* Aim:
From the entries provided below, copy each line that contains the word "subtitle".

Items listed in a dataset
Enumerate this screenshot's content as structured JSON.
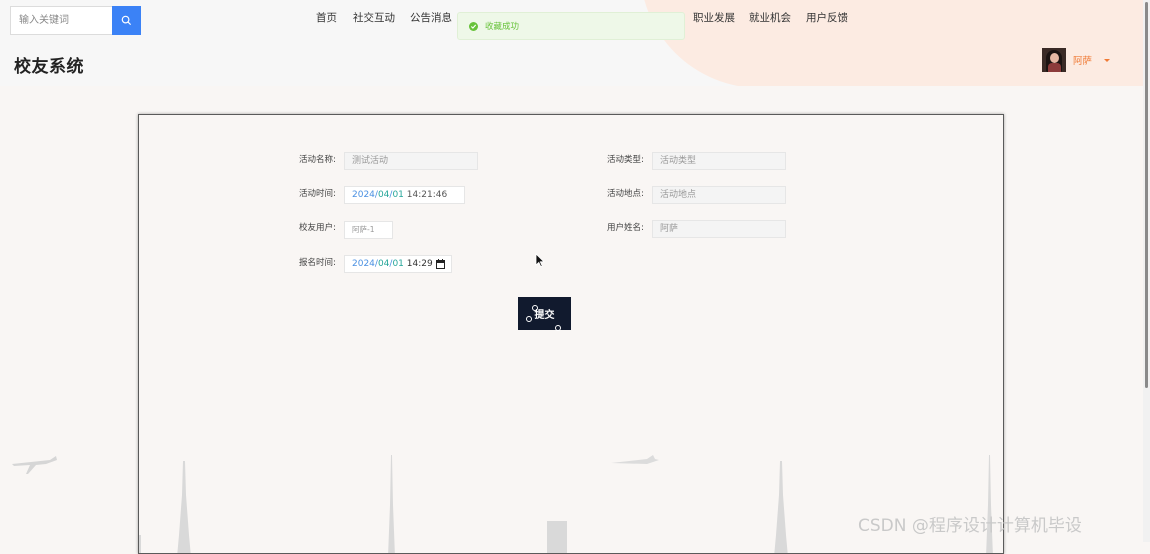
{
  "header": {
    "search": {
      "placeholder": "输入关键词"
    },
    "nav_left": [
      "首页",
      "社交互动",
      "公告消息"
    ],
    "nav_right": [
      "职业发展",
      "就业机会",
      "用户反馈"
    ],
    "site_title": "校友系统",
    "user": {
      "name": "阿萨"
    }
  },
  "toast": {
    "message": "收藏成功",
    "color": "#67c23a"
  },
  "form": {
    "activity_name": {
      "label": "活动名称:",
      "value": "测试活动"
    },
    "activity_type": {
      "label": "活动类型:",
      "placeholder": "活动类型"
    },
    "activity_time": {
      "label": "活动时间:",
      "year": "2024",
      "month": "04",
      "day": "01",
      "time": "14:21:46"
    },
    "activity_location": {
      "label": "活动地点:",
      "placeholder": "活动地点"
    },
    "alumni_user": {
      "label": "校友用户:",
      "value": "阿萨-1"
    },
    "user_real_name": {
      "label": "用户姓名:",
      "value": "阿萨"
    },
    "signup_time": {
      "label": "报名时间:",
      "year": "2024",
      "month": "04",
      "day": "01",
      "time": "14:29"
    },
    "submit_label": "提交"
  },
  "watermark": "CSDN @程序设计计算机毕设",
  "colors": {
    "accent": "#3b82f6",
    "user": "#f07a35",
    "submit_bg": "#111a2e"
  }
}
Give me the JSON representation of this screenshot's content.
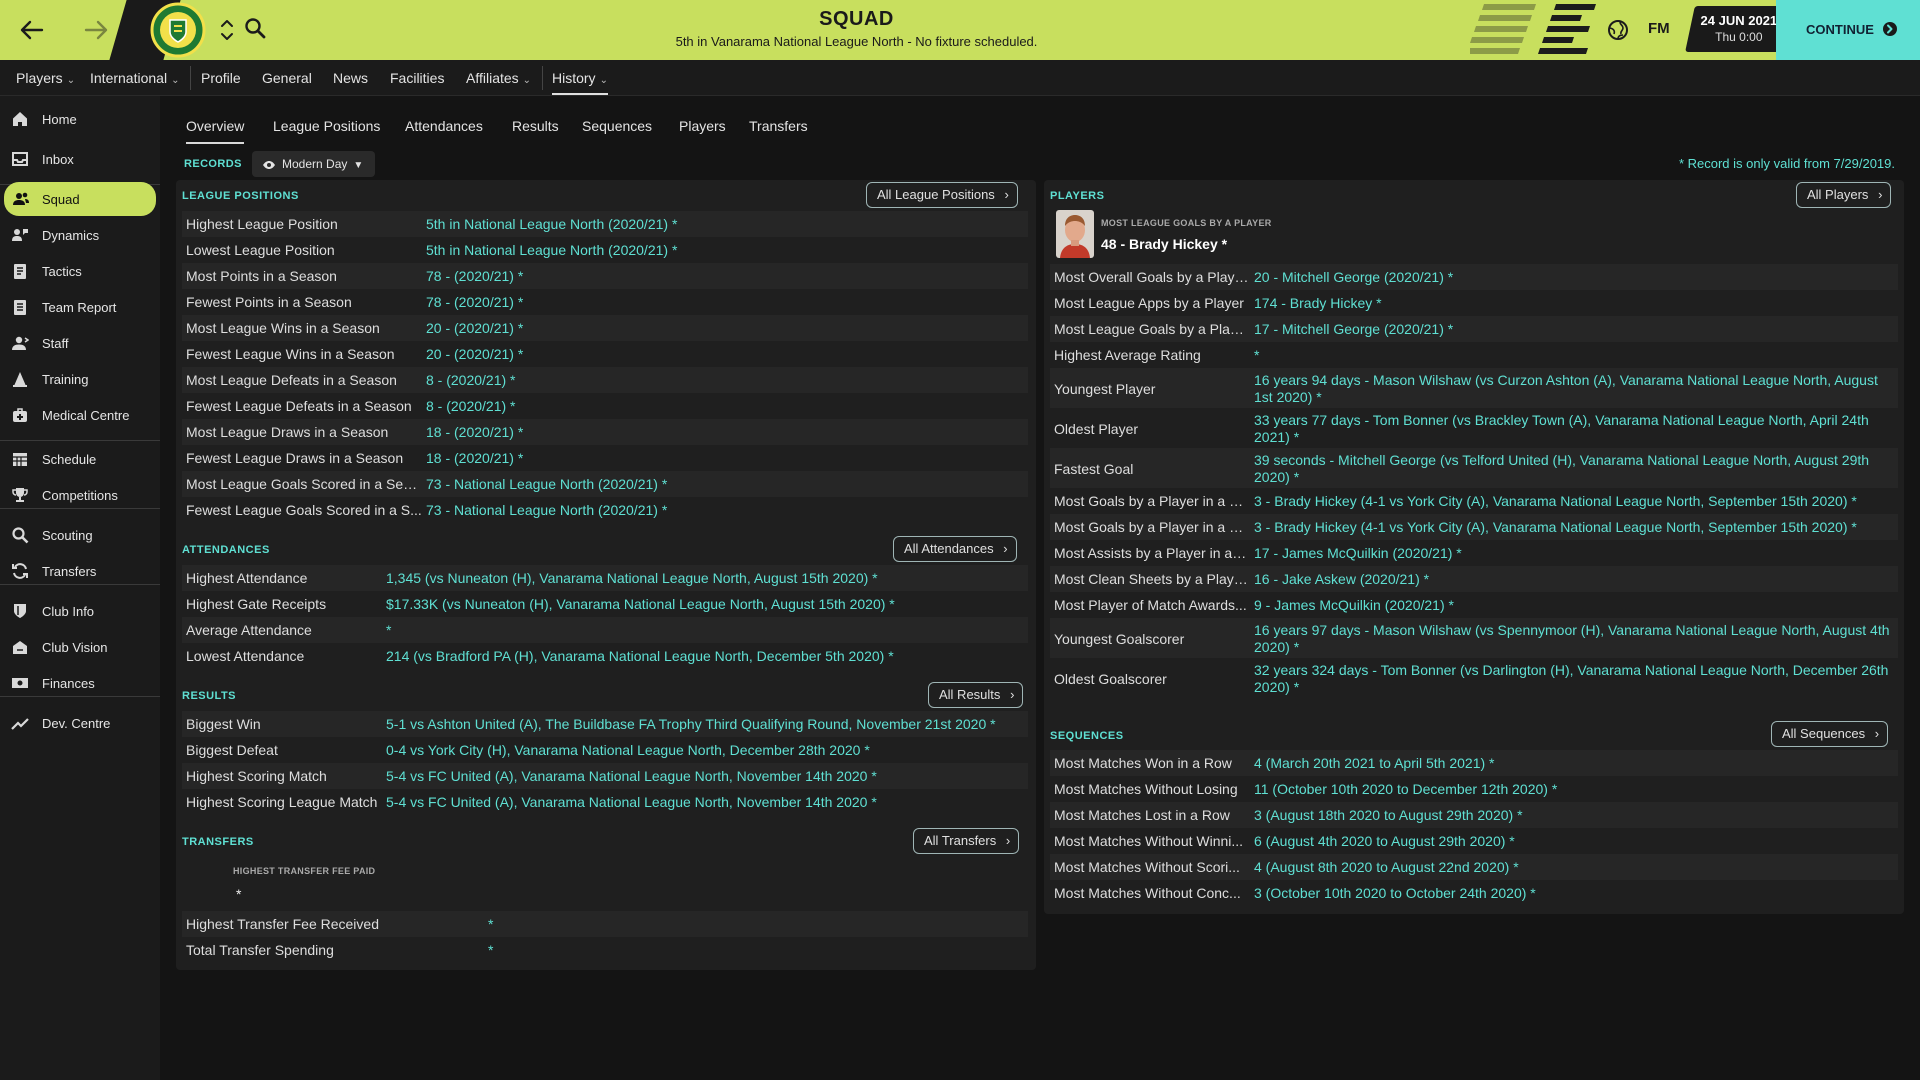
{
  "topbar": {
    "title": "SQUAD",
    "subtitle": "5th in Vanarama National League North - No fixture scheduled.",
    "fm": "FM",
    "date": "24 JUN 2021",
    "time": "Thu 0:00",
    "continue_label": "CONTINUE",
    "accent": "#c8df5e",
    "continue_color": "#5fe0d3"
  },
  "menu": [
    {
      "label": "Players",
      "dropdown": true
    },
    {
      "label": "International",
      "dropdown": true
    },
    {
      "label": "Profile"
    },
    {
      "label": "General"
    },
    {
      "label": "News"
    },
    {
      "label": "Facilities"
    },
    {
      "label": "Affiliates",
      "dropdown": true
    },
    {
      "label": "History",
      "dropdown": true,
      "active": true
    }
  ],
  "sidebar": [
    {
      "label": "Home",
      "icon": "home-icon"
    },
    {
      "label": "Inbox",
      "icon": "inbox-icon"
    },
    {
      "label": "Squad",
      "icon": "squad-icon",
      "active": true
    },
    {
      "label": "Dynamics",
      "icon": "dynamics-icon"
    },
    {
      "label": "Tactics",
      "icon": "tactics-icon"
    },
    {
      "label": "Team Report",
      "icon": "report-icon"
    },
    {
      "label": "Staff",
      "icon": "staff-icon"
    },
    {
      "label": "Training",
      "icon": "training-icon"
    },
    {
      "label": "Medical Centre",
      "icon": "medical-icon"
    },
    {
      "label": "Schedule",
      "icon": "calendar-icon"
    },
    {
      "label": "Competitions",
      "icon": "trophy-icon"
    },
    {
      "label": "Scouting",
      "icon": "scouting-icon"
    },
    {
      "label": "Transfers",
      "icon": "transfers-icon"
    },
    {
      "label": "Club Info",
      "icon": "shield-icon"
    },
    {
      "label": "Club Vision",
      "icon": "vision-icon"
    },
    {
      "label": "Finances",
      "icon": "finances-icon"
    },
    {
      "label": "Dev. Centre",
      "icon": "dev-centre-icon"
    }
  ],
  "subtabs": [
    "Overview",
    "League Positions",
    "Attendances",
    "Results",
    "Sequences",
    "Players",
    "Transfers"
  ],
  "records": {
    "label": "RECORDS",
    "filter": "Modern Day",
    "note": "* Record is only valid from 7/29/2019."
  },
  "league_positions": {
    "title": "LEAGUE POSITIONS",
    "button": "All League Positions",
    "rows": [
      {
        "label": "Highest League Position",
        "value": "5th in National League North (2020/21) *"
      },
      {
        "label": "Lowest League Position",
        "value": "5th in National League North (2020/21) *"
      },
      {
        "label": "Most Points in a Season",
        "value": "78 - (2020/21) *"
      },
      {
        "label": "Fewest Points in a Season",
        "value": "78 - (2020/21) *"
      },
      {
        "label": "Most League Wins in a Season",
        "value": "20 - (2020/21) *"
      },
      {
        "label": "Fewest League Wins in a Season",
        "value": "20 - (2020/21) *"
      },
      {
        "label": "Most League Defeats in a Season",
        "value": "8 - (2020/21) *"
      },
      {
        "label": "Fewest League Defeats in a Season",
        "value": "8 - (2020/21) *"
      },
      {
        "label": "Most League Draws in a Season",
        "value": "18 - (2020/21) *"
      },
      {
        "label": "Fewest League Draws in a Season",
        "value": "18 - (2020/21) *"
      },
      {
        "label": "Most League Goals Scored in a Seas...",
        "value": "73 - National League North (2020/21) *"
      },
      {
        "label": "Fewest League Goals Scored in a S...",
        "value": "73 - National League North (2020/21) *"
      }
    ]
  },
  "attendances": {
    "title": "ATTENDANCES",
    "button": "All Attendances",
    "rows": [
      {
        "label": "Highest Attendance",
        "value": "1,345 (vs Nuneaton (H), Vanarama National League North, August 15th 2020) *"
      },
      {
        "label": "Highest Gate Receipts",
        "value": "$17.33K (vs Nuneaton (H), Vanarama National League North, August 15th 2020) *"
      },
      {
        "label": "Average Attendance",
        "value": "*"
      },
      {
        "label": "Lowest Attendance",
        "value": "214 (vs Bradford PA (H), Vanarama National League North, December 5th 2020) *"
      }
    ]
  },
  "results": {
    "title": "RESULTS",
    "button": "All Results",
    "rows": [
      {
        "label": "Biggest Win",
        "value": "5-1 vs Ashton United (A), The Buildbase FA Trophy Third Qualifying Round, November 21st 2020 *"
      },
      {
        "label": "Biggest Defeat",
        "value": "0-4 vs York City (H), Vanarama National League North, December 28th 2020 *"
      },
      {
        "label": "Highest Scoring Match",
        "value": "5-4 vs FC United (A), Vanarama National League North, November 14th 2020 *"
      },
      {
        "label": "Highest Scoring League Match",
        "value": "5-4 vs FC United (A), Vanarama National League North, November 14th 2020 *"
      }
    ]
  },
  "transfers": {
    "title": "TRANSFERS",
    "button": "All Transfers",
    "caption": "HIGHEST TRANSFER FEE PAID",
    "caption_value": "*",
    "rows": [
      {
        "label": "Highest Transfer Fee Received",
        "value": "*"
      },
      {
        "label": "Total Transfer Spending",
        "value": "*"
      }
    ]
  },
  "players": {
    "title": "PLAYERS",
    "button": "All Players",
    "caption": "MOST LEAGUE GOALS BY A PLAYER",
    "featured": "48 - Brady Hickey *",
    "rows": [
      {
        "label": "Most Overall Goals by a Playe...",
        "value": "20 - Mitchell George (2020/21) *"
      },
      {
        "label": "Most League Apps by a Player",
        "value": "174 - Brady Hickey *"
      },
      {
        "label": "Most League Goals by a Playe...",
        "value": "17 - Mitchell George (2020/21) *"
      },
      {
        "label": "Highest Average Rating",
        "value": "*"
      },
      {
        "label": "Youngest Player",
        "value": "16 years 94 days - Mason Wilshaw (vs Curzon Ashton (A), Vanarama National League North, August 1st 2020) *"
      },
      {
        "label": "Oldest Player",
        "value": "33 years 77 days - Tom Bonner (vs Brackley Town (A), Vanarama National League North, April 24th 2021) *"
      },
      {
        "label": "Fastest Goal",
        "value": "39 seconds - Mitchell George (vs Telford United (H), Vanarama National League North, August 29th 2020) *"
      },
      {
        "label": "Most Goals by a Player in a Ma...",
        "value": "3 - Brady Hickey (4-1 vs York City (A), Vanarama National League North, September 15th 2020) *"
      },
      {
        "label": "Most Goals by a Player in a Le...",
        "value": "3 - Brady Hickey (4-1 vs York City (A), Vanarama National League North, September 15th 2020) *"
      },
      {
        "label": "Most Assists by a Player in a S...",
        "value": "17 - James McQuilkin (2020/21) *"
      },
      {
        "label": "Most Clean Sheets by a Playe...",
        "value": "16 - Jake Askew (2020/21) *"
      },
      {
        "label": "Most Player of Match Awards...",
        "value": "9 - James McQuilkin (2020/21) *"
      },
      {
        "label": "Youngest Goalscorer",
        "value": "16 years 97 days - Mason Wilshaw (vs Spennymoor (H), Vanarama National League North, August 4th 2020) *"
      },
      {
        "label": "Oldest Goalscorer",
        "value": "32 years 324 days - Tom Bonner (vs Darlington (H), Vanarama National League North, December 26th 2020) *"
      }
    ]
  },
  "sequences": {
    "title": "SEQUENCES",
    "button": "All Sequences",
    "rows": [
      {
        "label": "Most Matches Won in a Row",
        "value": "4 (March 20th 2021 to April 5th 2021) *"
      },
      {
        "label": "Most Matches Without Losing",
        "value": "11 (October 10th 2020 to December 12th 2020) *"
      },
      {
        "label": "Most Matches Lost in a Row",
        "value": "3 (August 18th 2020 to August 29th 2020) *"
      },
      {
        "label": "Most Matches Without Winni...",
        "value": "6 (August 4th 2020 to August 29th 2020) *"
      },
      {
        "label": "Most Matches Without Scori...",
        "value": "4 (August 8th 2020 to August 22nd 2020) *"
      },
      {
        "label": "Most Matches Without Conc...",
        "value": "3 (October 10th 2020 to October 24th 2020) *"
      }
    ]
  }
}
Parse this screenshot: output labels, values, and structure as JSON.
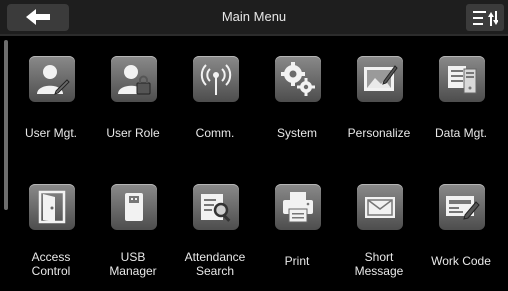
{
  "header": {
    "title": "Main Menu",
    "back_icon": "back-arrow-icon",
    "menu_icon": "sort-menu-icon"
  },
  "colors": {
    "background": "#000000",
    "header_bg": "#1e1e1e",
    "button_bg": "#3b3b3b",
    "tile_gradient_top": "#8a8a8a",
    "tile_gradient_bottom": "#4d4d4d",
    "text": "#e8e8e8"
  },
  "menu": {
    "row1": [
      {
        "label": "User Mgt.",
        "icon": "user-edit-icon"
      },
      {
        "label": "User Role",
        "icon": "user-lock-icon"
      },
      {
        "label": "Comm.",
        "icon": "wireless-signal-icon"
      },
      {
        "label": "System",
        "icon": "gears-icon"
      },
      {
        "label": "Personalize",
        "icon": "picture-edit-icon"
      },
      {
        "label": "Data Mgt.",
        "icon": "database-icon"
      }
    ],
    "row2": [
      {
        "label": "Access Control",
        "line1": "Access",
        "line2": "Control",
        "icon": "door-icon"
      },
      {
        "label": "USB Manager",
        "line1": "USB",
        "line2": "Manager",
        "icon": "usb-drive-icon"
      },
      {
        "label": "Attendance Search",
        "line1": "Attendance",
        "line2": "Search",
        "icon": "document-search-icon"
      },
      {
        "label": "Print",
        "icon": "printer-icon"
      },
      {
        "label": "Short Message",
        "line1": "Short",
        "line2": "Message",
        "icon": "envelope-icon"
      },
      {
        "label": "Work Code",
        "icon": "keyboard-card-icon"
      }
    ]
  }
}
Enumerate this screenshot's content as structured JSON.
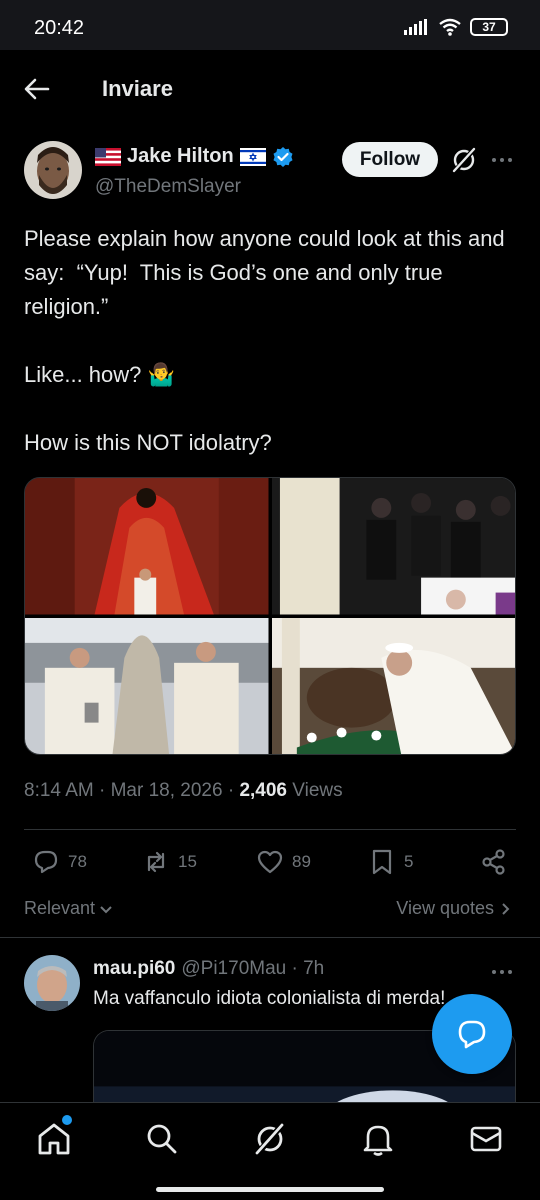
{
  "status_bar": {
    "time": "20:42",
    "battery": "37"
  },
  "header": {
    "title": "Inviare"
  },
  "author": {
    "name": "Jake Hilton",
    "handle": "@TheDemSlayer",
    "follow_label": "Follow"
  },
  "tweet": {
    "text": "Please explain how anyone could look at this and say:  “Yup!  This is God’s one and only true religion.”\n\nLike... how? 🤷‍♂️\n\nHow is this NOT idolatry?",
    "time": "8:14 AM · Mar 18, 2026 ·",
    "views_count": "2,406",
    "views_label": "Views"
  },
  "actions": {
    "replies": "78",
    "reposts": "15",
    "likes": "89",
    "bookmarks": "5"
  },
  "sort": {
    "relevant_label": "Relevant",
    "view_quotes_label": "View quotes"
  },
  "reply": {
    "name": "mau.pi60",
    "handle": "@Pi170Mau · 7h",
    "text": "Ma vaffanculo idiota colonialista di merda!"
  },
  "colors": {
    "accent": "#1d9bf0",
    "text": "#e7e9ea",
    "muted": "#71767b",
    "border": "#2f3336"
  }
}
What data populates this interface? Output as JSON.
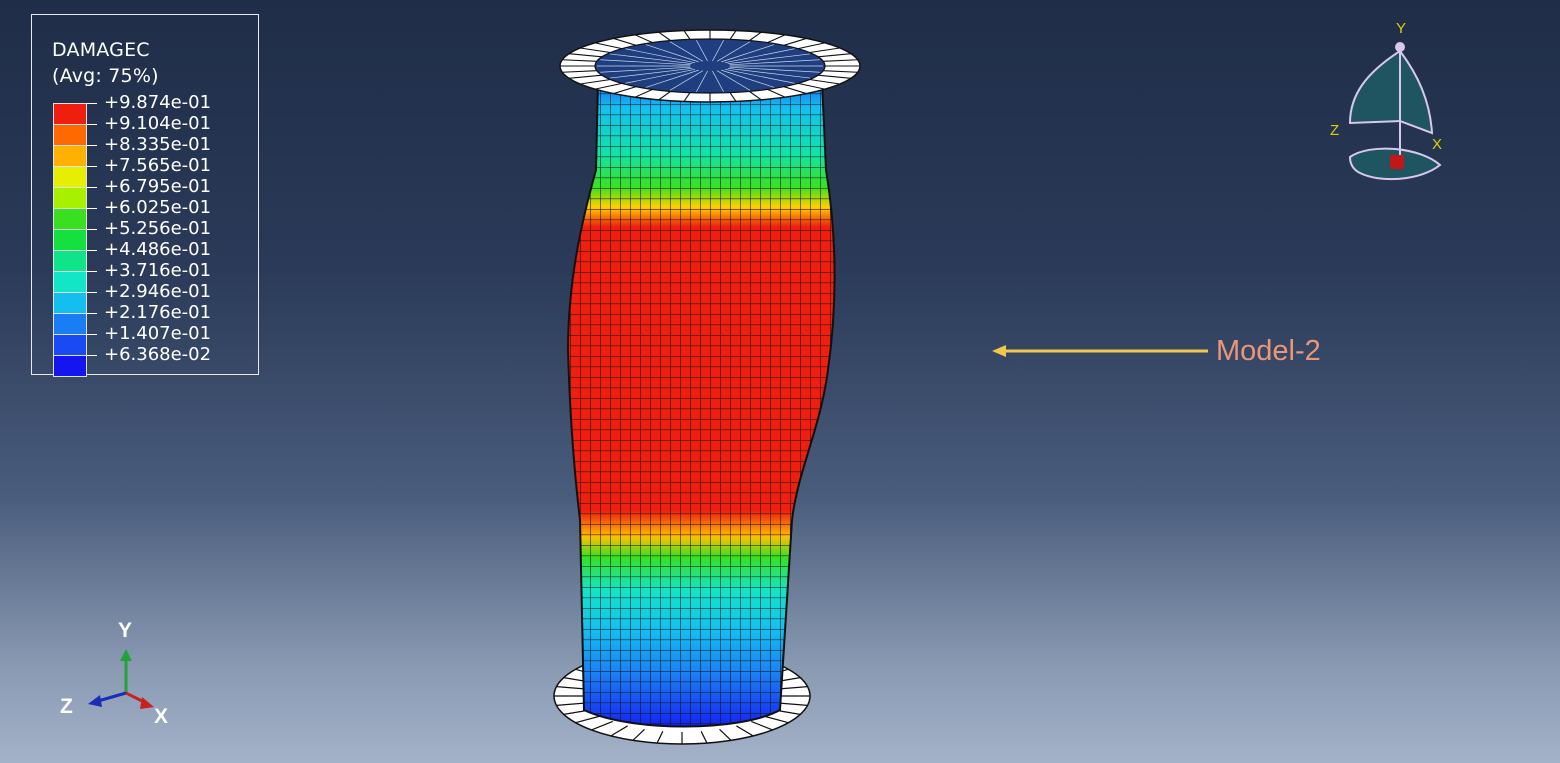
{
  "legend": {
    "title": "DAMAGEC",
    "subtitle": "(Avg: 75%)",
    "values": [
      "+9.874e-01",
      "+9.104e-01",
      "+8.335e-01",
      "+7.565e-01",
      "+6.795e-01",
      "+6.025e-01",
      "+5.256e-01",
      "+4.486e-01",
      "+3.716e-01",
      "+2.946e-01",
      "+2.176e-01",
      "+1.407e-01",
      "+6.368e-02"
    ],
    "colors": [
      "#ee1f0f",
      "#ff6a00",
      "#ffb000",
      "#e6ef00",
      "#a8ef00",
      "#3ae020",
      "#14e040",
      "#10e488",
      "#12e6c6",
      "#14bff0",
      "#1a7df4",
      "#1a4af4",
      "#1515f0"
    ]
  },
  "annotation": {
    "label": "Model-2",
    "arrow_color": "#f2c64a",
    "label_color": "#e99778"
  },
  "triad_bottom": {
    "x": "X",
    "y": "Y",
    "z": "Z"
  },
  "triad_top": {
    "x": "X",
    "y": "Y",
    "z": "Z"
  }
}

* The result:
    "subtitle": "5th in Vanarama National League North - No fixture scheduled.",
    "subtitle": "(Avg: 75%)",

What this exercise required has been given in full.